_Data supplied_.
--------------------------------------------------
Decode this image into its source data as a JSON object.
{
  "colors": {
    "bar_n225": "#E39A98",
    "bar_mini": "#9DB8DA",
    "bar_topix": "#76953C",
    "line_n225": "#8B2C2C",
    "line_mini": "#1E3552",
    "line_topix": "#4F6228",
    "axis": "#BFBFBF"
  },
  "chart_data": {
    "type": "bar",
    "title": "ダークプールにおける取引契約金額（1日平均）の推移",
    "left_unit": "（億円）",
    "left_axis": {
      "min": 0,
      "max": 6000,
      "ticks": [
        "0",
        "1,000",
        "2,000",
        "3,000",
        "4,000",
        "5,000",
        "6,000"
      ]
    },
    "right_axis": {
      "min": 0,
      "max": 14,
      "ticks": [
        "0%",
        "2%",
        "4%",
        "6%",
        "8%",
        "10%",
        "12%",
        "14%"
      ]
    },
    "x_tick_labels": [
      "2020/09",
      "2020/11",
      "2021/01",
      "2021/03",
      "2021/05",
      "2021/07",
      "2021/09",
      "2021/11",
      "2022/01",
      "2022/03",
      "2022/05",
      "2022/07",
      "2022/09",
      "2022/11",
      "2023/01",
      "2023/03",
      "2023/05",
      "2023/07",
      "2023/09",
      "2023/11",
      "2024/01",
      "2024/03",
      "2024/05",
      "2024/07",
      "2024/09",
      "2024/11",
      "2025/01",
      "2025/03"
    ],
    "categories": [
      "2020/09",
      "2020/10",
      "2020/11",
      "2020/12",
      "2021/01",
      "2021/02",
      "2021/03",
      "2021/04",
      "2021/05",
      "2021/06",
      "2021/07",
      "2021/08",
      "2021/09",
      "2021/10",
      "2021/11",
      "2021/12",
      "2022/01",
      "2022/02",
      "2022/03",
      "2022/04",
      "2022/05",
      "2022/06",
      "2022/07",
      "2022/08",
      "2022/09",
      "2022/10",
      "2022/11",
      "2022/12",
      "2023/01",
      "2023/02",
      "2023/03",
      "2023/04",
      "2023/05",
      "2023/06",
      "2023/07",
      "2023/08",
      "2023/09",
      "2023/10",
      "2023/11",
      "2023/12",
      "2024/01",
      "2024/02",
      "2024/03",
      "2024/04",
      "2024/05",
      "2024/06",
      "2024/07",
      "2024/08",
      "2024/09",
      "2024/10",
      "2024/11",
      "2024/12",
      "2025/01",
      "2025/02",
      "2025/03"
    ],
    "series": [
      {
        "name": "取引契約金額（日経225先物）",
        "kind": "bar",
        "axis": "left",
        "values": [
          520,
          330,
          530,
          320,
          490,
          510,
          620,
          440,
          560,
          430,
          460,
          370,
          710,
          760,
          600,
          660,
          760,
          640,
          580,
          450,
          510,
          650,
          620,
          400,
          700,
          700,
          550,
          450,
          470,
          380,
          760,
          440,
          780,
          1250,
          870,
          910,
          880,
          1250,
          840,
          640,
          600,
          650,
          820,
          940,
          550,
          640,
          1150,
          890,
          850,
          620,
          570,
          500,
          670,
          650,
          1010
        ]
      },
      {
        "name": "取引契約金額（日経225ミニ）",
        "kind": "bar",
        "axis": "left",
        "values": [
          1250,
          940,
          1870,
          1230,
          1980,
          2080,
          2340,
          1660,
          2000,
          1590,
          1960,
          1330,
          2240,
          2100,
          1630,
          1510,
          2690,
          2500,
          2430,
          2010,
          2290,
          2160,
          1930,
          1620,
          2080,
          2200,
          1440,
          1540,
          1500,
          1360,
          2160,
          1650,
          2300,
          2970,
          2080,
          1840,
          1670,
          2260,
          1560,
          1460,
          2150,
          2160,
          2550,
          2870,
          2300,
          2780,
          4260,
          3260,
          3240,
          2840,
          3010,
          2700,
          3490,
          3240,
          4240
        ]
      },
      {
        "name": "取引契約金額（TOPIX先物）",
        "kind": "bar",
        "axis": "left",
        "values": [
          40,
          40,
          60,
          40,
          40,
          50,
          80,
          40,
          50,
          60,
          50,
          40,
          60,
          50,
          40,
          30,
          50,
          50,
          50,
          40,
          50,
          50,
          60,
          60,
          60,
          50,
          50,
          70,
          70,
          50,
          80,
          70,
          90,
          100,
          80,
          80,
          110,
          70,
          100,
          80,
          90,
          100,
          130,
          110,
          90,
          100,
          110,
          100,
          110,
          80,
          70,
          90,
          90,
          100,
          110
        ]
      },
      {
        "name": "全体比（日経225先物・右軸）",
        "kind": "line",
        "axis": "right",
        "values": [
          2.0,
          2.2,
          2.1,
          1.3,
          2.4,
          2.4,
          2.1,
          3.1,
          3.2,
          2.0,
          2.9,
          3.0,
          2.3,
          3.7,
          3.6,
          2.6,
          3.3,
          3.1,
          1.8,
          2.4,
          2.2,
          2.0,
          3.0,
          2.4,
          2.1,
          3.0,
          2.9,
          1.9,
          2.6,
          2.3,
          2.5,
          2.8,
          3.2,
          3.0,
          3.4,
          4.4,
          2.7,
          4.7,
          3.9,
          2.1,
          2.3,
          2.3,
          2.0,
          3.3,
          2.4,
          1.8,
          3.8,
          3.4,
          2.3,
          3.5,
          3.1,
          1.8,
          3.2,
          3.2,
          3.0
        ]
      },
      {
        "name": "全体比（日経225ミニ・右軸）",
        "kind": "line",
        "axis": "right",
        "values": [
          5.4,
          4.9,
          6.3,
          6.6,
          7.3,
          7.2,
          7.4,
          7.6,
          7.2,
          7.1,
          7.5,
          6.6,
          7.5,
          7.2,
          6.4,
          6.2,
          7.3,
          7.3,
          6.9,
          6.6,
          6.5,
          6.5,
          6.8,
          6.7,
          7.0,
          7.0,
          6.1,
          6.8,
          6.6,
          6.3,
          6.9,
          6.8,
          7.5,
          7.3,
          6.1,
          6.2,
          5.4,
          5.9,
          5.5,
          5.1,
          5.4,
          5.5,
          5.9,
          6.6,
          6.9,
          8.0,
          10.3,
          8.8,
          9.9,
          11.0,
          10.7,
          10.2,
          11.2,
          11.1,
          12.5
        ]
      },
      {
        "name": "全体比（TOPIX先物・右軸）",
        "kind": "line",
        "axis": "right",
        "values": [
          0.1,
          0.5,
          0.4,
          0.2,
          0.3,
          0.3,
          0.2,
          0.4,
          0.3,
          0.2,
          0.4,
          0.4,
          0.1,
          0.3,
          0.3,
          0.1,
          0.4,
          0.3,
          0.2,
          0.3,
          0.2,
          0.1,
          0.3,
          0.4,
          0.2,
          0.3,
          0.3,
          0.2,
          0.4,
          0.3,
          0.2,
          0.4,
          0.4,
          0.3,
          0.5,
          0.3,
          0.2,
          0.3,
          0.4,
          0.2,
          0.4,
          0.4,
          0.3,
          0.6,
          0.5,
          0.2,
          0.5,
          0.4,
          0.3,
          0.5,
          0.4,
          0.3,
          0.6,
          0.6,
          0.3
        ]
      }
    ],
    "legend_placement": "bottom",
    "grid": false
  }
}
--------------------------------------------------
_Task statement_. Copy all data exactly, start to finish.

_The completed task_.
Decode this image into its source data as a JSON object.
{
  "colors": {
    "bar_n225": "#E39A98",
    "bar_mini": "#9DB8DA",
    "bar_topix": "#76953C",
    "line_n225": "#8B2C2C",
    "line_mini": "#1E3552",
    "line_topix": "#4F6228",
    "axis": "#BFBFBF"
  },
  "chart_data": {
    "type": "bar",
    "title": "ダークプールにおける取引契約金額（1日平均）の推移",
    "left_unit": "（億円）",
    "left_axis": {
      "min": 0,
      "max": 6000,
      "ticks": [
        "0",
        "1,000",
        "2,000",
        "3,000",
        "4,000",
        "5,000",
        "6,000"
      ]
    },
    "right_axis": {
      "min": 0,
      "max": 14,
      "ticks": [
        "0%",
        "2%",
        "4%",
        "6%",
        "8%",
        "10%",
        "12%",
        "14%"
      ]
    },
    "x_tick_labels": [
      "2020/09",
      "2020/11",
      "2021/01",
      "2021/03",
      "2021/05",
      "2021/07",
      "2021/09",
      "2021/11",
      "2022/01",
      "2022/03",
      "2022/05",
      "2022/07",
      "2022/09",
      "2022/11",
      "2023/01",
      "2023/03",
      "2023/05",
      "2023/07",
      "2023/09",
      "2023/11",
      "2024/01",
      "2024/03",
      "2024/05",
      "2024/07",
      "2024/09",
      "2024/11",
      "2025/01",
      "2025/03"
    ],
    "categories": [
      "2020/09",
      "2020/10",
      "2020/11",
      "2020/12",
      "2021/01",
      "2021/02",
      "2021/03",
      "2021/04",
      "2021/05",
      "2021/06",
      "2021/07",
      "2021/08",
      "2021/09",
      "2021/10",
      "2021/11",
      "2021/12",
      "2022/01",
      "2022/02",
      "2022/03",
      "2022/04",
      "2022/05",
      "2022/06",
      "2022/07",
      "2022/08",
      "2022/09",
      "2022/10",
      "2022/11",
      "2022/12",
      "2023/01",
      "2023/02",
      "2023/03",
      "2023/04",
      "2023/05",
      "2023/06",
      "2023/07",
      "2023/08",
      "2023/09",
      "2023/10",
      "2023/11",
      "2023/12",
      "2024/01",
      "2024/02",
      "2024/03",
      "2024/04",
      "2024/05",
      "2024/06",
      "2024/07",
      "2024/08",
      "2024/09",
      "2024/10",
      "2024/11",
      "2024/12",
      "2025/01",
      "2025/02",
      "2025/03"
    ],
    "series": [
      {
        "name": "取引契約金額（日経225先物）",
        "kind": "bar",
        "axis": "left",
        "values": [
          520,
          330,
          530,
          320,
          490,
          510,
          620,
          440,
          560,
          430,
          460,
          370,
          710,
          760,
          600,
          660,
          760,
          640,
          580,
          450,
          510,
          650,
          620,
          400,
          700,
          700,
          550,
          450,
          470,
          380,
          760,
          440,
          780,
          1250,
          870,
          910,
          880,
          1250,
          840,
          640,
          600,
          650,
          820,
          940,
          550,
          640,
          1150,
          890,
          850,
          620,
          570,
          500,
          670,
          650,
          1010
        ]
      },
      {
        "name": "取引契約金額（日経225ミニ）",
        "kind": "bar",
        "axis": "left",
        "values": [
          1250,
          940,
          1870,
          1230,
          1980,
          2080,
          2340,
          1660,
          2000,
          1590,
          1960,
          1330,
          2240,
          2100,
          1630,
          1510,
          2690,
          2500,
          2430,
          2010,
          2290,
          2160,
          1930,
          1620,
          2080,
          2200,
          1440,
          1540,
          1500,
          1360,
          2160,
          1650,
          2300,
          2970,
          2080,
          1840,
          1670,
          2260,
          1560,
          1460,
          2150,
          2160,
          2550,
          2870,
          2300,
          2780,
          4260,
          3260,
          3240,
          2840,
          3010,
          2700,
          3490,
          3240,
          4240
        ]
      },
      {
        "name": "取引契約金額（TOPIX先物）",
        "kind": "bar",
        "axis": "left",
        "values": [
          40,
          40,
          60,
          40,
          40,
          50,
          80,
          40,
          50,
          60,
          50,
          40,
          60,
          50,
          40,
          30,
          50,
          50,
          50,
          40,
          50,
          50,
          60,
          60,
          60,
          50,
          50,
          70,
          70,
          50,
          80,
          70,
          90,
          100,
          80,
          80,
          110,
          70,
          100,
          80,
          90,
          100,
          130,
          110,
          90,
          100,
          110,
          100,
          110,
          80,
          70,
          90,
          90,
          100,
          110
        ]
      },
      {
        "name": "全体比（日経225先物・右軸）",
        "kind": "line",
        "axis": "right",
        "values": [
          2.0,
          2.2,
          2.1,
          1.3,
          2.4,
          2.4,
          2.1,
          3.1,
          3.2,
          2.0,
          2.9,
          3.0,
          2.3,
          3.7,
          3.6,
          2.6,
          3.3,
          3.1,
          1.8,
          2.4,
          2.2,
          2.0,
          3.0,
          2.4,
          2.1,
          3.0,
          2.9,
          1.9,
          2.6,
          2.3,
          2.5,
          2.8,
          3.2,
          3.0,
          3.4,
          4.4,
          2.7,
          4.7,
          3.9,
          2.1,
          2.3,
          2.3,
          2.0,
          3.3,
          2.4,
          1.8,
          3.8,
          3.4,
          2.3,
          3.5,
          3.1,
          1.8,
          3.2,
          3.2,
          3.0
        ]
      },
      {
        "name": "全体比（日経225ミニ・右軸）",
        "kind": "line",
        "axis": "right",
        "values": [
          5.4,
          4.9,
          6.3,
          6.6,
          7.3,
          7.2,
          7.4,
          7.6,
          7.2,
          7.1,
          7.5,
          6.6,
          7.5,
          7.2,
          6.4,
          6.2,
          7.3,
          7.3,
          6.9,
          6.6,
          6.5,
          6.5,
          6.8,
          6.7,
          7.0,
          7.0,
          6.1,
          6.8,
          6.6,
          6.3,
          6.9,
          6.8,
          7.5,
          7.3,
          6.1,
          6.2,
          5.4,
          5.9,
          5.5,
          5.1,
          5.4,
          5.5,
          5.9,
          6.6,
          6.9,
          8.0,
          10.3,
          8.8,
          9.9,
          11.0,
          10.7,
          10.2,
          11.2,
          11.1,
          12.5
        ]
      },
      {
        "name": "全体比（TOPIX先物・右軸）",
        "kind": "line",
        "axis": "right",
        "values": [
          0.1,
          0.5,
          0.4,
          0.2,
          0.3,
          0.3,
          0.2,
          0.4,
          0.3,
          0.2,
          0.4,
          0.4,
          0.1,
          0.3,
          0.3,
          0.1,
          0.4,
          0.3,
          0.2,
          0.3,
          0.2,
          0.1,
          0.3,
          0.4,
          0.2,
          0.3,
          0.3,
          0.2,
          0.4,
          0.3,
          0.2,
          0.4,
          0.4,
          0.3,
          0.5,
          0.3,
          0.2,
          0.3,
          0.4,
          0.2,
          0.4,
          0.4,
          0.3,
          0.6,
          0.5,
          0.2,
          0.5,
          0.4,
          0.3,
          0.5,
          0.4,
          0.3,
          0.6,
          0.6,
          0.3
        ]
      }
    ],
    "legend_placement": "bottom",
    "grid": false
  }
}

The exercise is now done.